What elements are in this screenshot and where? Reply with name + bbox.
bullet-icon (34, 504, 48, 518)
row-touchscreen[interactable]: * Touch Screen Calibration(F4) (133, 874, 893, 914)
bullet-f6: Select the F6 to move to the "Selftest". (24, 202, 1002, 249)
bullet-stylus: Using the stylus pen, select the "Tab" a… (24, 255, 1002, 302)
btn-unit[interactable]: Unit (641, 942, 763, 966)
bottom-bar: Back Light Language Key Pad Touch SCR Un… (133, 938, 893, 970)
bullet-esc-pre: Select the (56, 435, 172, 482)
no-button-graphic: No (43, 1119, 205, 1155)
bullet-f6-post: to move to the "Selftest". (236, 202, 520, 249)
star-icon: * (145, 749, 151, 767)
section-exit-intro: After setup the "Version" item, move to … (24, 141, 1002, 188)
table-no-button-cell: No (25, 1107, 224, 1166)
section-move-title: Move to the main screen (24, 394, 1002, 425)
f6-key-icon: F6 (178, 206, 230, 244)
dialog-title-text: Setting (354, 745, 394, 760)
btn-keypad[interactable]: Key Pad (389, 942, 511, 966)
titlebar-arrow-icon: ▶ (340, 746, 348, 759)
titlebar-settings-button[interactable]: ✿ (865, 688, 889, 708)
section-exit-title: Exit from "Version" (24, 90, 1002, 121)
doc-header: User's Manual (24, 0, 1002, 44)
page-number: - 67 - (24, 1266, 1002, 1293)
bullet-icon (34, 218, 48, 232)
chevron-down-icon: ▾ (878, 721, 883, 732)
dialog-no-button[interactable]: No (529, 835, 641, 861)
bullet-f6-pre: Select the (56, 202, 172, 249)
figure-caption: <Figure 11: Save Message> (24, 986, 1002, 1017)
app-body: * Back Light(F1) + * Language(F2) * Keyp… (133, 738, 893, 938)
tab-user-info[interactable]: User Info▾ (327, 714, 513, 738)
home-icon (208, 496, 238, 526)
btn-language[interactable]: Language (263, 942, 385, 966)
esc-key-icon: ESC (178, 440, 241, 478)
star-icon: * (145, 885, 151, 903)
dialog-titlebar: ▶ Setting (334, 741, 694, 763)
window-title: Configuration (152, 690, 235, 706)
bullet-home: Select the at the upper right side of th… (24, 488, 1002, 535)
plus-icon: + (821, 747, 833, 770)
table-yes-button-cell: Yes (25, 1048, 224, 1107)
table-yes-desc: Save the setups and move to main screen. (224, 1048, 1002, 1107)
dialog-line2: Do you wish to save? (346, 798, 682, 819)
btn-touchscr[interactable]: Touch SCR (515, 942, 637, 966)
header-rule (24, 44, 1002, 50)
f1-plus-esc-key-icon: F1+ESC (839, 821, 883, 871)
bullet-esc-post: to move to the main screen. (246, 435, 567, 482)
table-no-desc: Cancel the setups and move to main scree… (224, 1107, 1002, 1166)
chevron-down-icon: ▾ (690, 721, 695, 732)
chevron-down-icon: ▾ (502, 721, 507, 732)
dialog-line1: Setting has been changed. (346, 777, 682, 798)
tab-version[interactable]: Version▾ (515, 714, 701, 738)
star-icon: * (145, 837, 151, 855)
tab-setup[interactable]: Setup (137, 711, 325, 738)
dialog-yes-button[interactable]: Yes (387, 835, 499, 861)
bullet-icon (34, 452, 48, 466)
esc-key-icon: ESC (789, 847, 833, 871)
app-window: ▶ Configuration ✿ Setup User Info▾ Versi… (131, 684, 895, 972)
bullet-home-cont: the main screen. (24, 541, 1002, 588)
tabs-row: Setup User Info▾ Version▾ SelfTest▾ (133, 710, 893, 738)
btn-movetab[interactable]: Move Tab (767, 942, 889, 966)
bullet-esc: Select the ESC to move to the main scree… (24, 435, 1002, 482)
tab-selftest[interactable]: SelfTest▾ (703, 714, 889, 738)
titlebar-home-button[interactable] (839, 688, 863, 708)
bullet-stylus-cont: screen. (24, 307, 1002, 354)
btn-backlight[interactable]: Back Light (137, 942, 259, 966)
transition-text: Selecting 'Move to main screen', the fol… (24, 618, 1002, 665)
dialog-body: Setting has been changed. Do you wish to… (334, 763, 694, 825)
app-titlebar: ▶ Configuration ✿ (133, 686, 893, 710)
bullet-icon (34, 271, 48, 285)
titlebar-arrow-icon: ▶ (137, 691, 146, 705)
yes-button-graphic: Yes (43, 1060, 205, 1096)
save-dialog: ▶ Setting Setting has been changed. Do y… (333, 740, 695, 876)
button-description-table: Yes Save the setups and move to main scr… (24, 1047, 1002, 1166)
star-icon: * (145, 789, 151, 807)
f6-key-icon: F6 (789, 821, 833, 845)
▬▬▬
* WORK TO COMPLETE
Edit the rows above so that every "Configuration" becomes "Settings", keeping everything else the same.

* RESULT OF THE EXERCISE
What elements are in this screenshot and where? Reply with name + bbox.
bullet-icon (34, 504, 48, 518)
row-touchscreen[interactable]: * Touch Screen Calibration(F4) (133, 874, 893, 914)
bullet-f6: Select the F6 to move to the "Selftest". (24, 202, 1002, 249)
bullet-stylus: Using the stylus pen, select the "Tab" a… (24, 255, 1002, 302)
btn-unit[interactable]: Unit (641, 942, 763, 966)
bottom-bar: Back Light Language Key Pad Touch SCR Un… (133, 938, 893, 970)
bullet-esc-pre: Select the (56, 435, 172, 482)
no-button-graphic: No (43, 1119, 205, 1155)
bullet-f6-post: to move to the "Selftest". (236, 202, 520, 249)
star-icon: * (145, 749, 151, 767)
section-exit-intro: After setup the "Version" item, move to … (24, 141, 1002, 188)
table-no-button-cell: No (25, 1107, 224, 1166)
section-move-title: Move to the main screen (24, 394, 1002, 425)
f6-key-icon: F6 (178, 206, 230, 244)
dialog-title-text: Setting (354, 745, 394, 760)
btn-keypad[interactable]: Key Pad (389, 942, 511, 966)
titlebar-arrow-icon: ▶ (340, 746, 348, 759)
titlebar-settings-button[interactable]: ✿ (865, 688, 889, 708)
section-exit-title: Exit from "Version" (24, 90, 1002, 121)
doc-header: User's Manual (24, 0, 1002, 44)
page-number: - 67 - (24, 1266, 1002, 1293)
bullet-icon (34, 218, 48, 232)
chevron-down-icon: ▾ (878, 721, 883, 732)
dialog-no-button[interactable]: No (529, 835, 641, 861)
bullet-f6-pre: Select the (56, 202, 172, 249)
figure-caption: <Figure 11: Save Message> (24, 986, 1002, 1017)
app-body: * Back Light(F1) + * Language(F2) * Keyp… (133, 738, 893, 938)
tab-user-info[interactable]: User Info▾ (327, 714, 513, 738)
home-icon (208, 496, 238, 526)
btn-language[interactable]: Language (263, 942, 385, 966)
esc-key-icon: ESC (178, 440, 241, 478)
star-icon: * (145, 885, 151, 903)
dialog-titlebar: ▶ Setting (334, 741, 694, 763)
window-title: Settings (152, 690, 235, 706)
bullet-home: Select the at the upper right side of th… (24, 488, 1002, 535)
plus-icon: + (821, 747, 833, 770)
table-yes-button-cell: Yes (25, 1048, 224, 1107)
table-yes-desc: Save the setups and move to main screen. (224, 1048, 1002, 1107)
dialog-line2: Do you wish to save? (346, 798, 682, 819)
btn-touchscr[interactable]: Touch SCR (515, 942, 637, 966)
header-rule (24, 44, 1002, 50)
f1-plus-esc-key-icon: F1+ESC (839, 821, 883, 871)
bullet-esc-post: to move to the main screen. (246, 435, 567, 482)
table-no-desc: Cancel the setups and move to main scree… (224, 1107, 1002, 1166)
chevron-down-icon: ▾ (690, 721, 695, 732)
chevron-down-icon: ▾ (502, 721, 507, 732)
dialog-line1: Setting has been changed. (346, 777, 682, 798)
tab-version[interactable]: Version▾ (515, 714, 701, 738)
star-icon: * (145, 837, 151, 855)
tab-setup[interactable]: Setup (137, 711, 325, 738)
dialog-yes-button[interactable]: Yes (387, 835, 499, 861)
bullet-icon (34, 452, 48, 466)
esc-key-icon: ESC (789, 847, 833, 871)
app-window: ▶ Settings ✿ Setup User Info▾ Versi… (131, 684, 895, 972)
bullet-home-cont: the main screen. (24, 541, 1002, 588)
tabs-row: Setup User Info▾ Version▾ SelfTest▾ (133, 710, 893, 738)
btn-movetab[interactable]: Move Tab (767, 942, 889, 966)
bullet-esc: Select the ESC to move to the main scree… (24, 435, 1002, 482)
tab-selftest[interactable]: SelfTest▾ (703, 714, 889, 738)
titlebar-home-button[interactable] (839, 688, 863, 708)
bullet-stylus-cont: screen. (24, 307, 1002, 354)
btn-backlight[interactable]: Back Light (137, 942, 259, 966)
transition-text: Selecting 'Move to main screen', the fol… (24, 618, 1002, 665)
dialog-body: Setting has been changed. Do you wish to… (334, 763, 694, 825)
app-titlebar: ▶ Settings ✿ (133, 686, 893, 710)
bullet-icon (34, 271, 48, 285)
titlebar-arrow-icon: ▶ (137, 691, 146, 705)
yes-button-graphic: Yes (43, 1060, 205, 1096)
save-dialog: ▶ Setting Setting has been changed. Do y… (333, 740, 695, 876)
button-description-table: Yes Save the setups and move to main scr… (24, 1047, 1002, 1166)
star-icon: * (145, 789, 151, 807)
f6-key-icon: F6 (789, 821, 833, 845)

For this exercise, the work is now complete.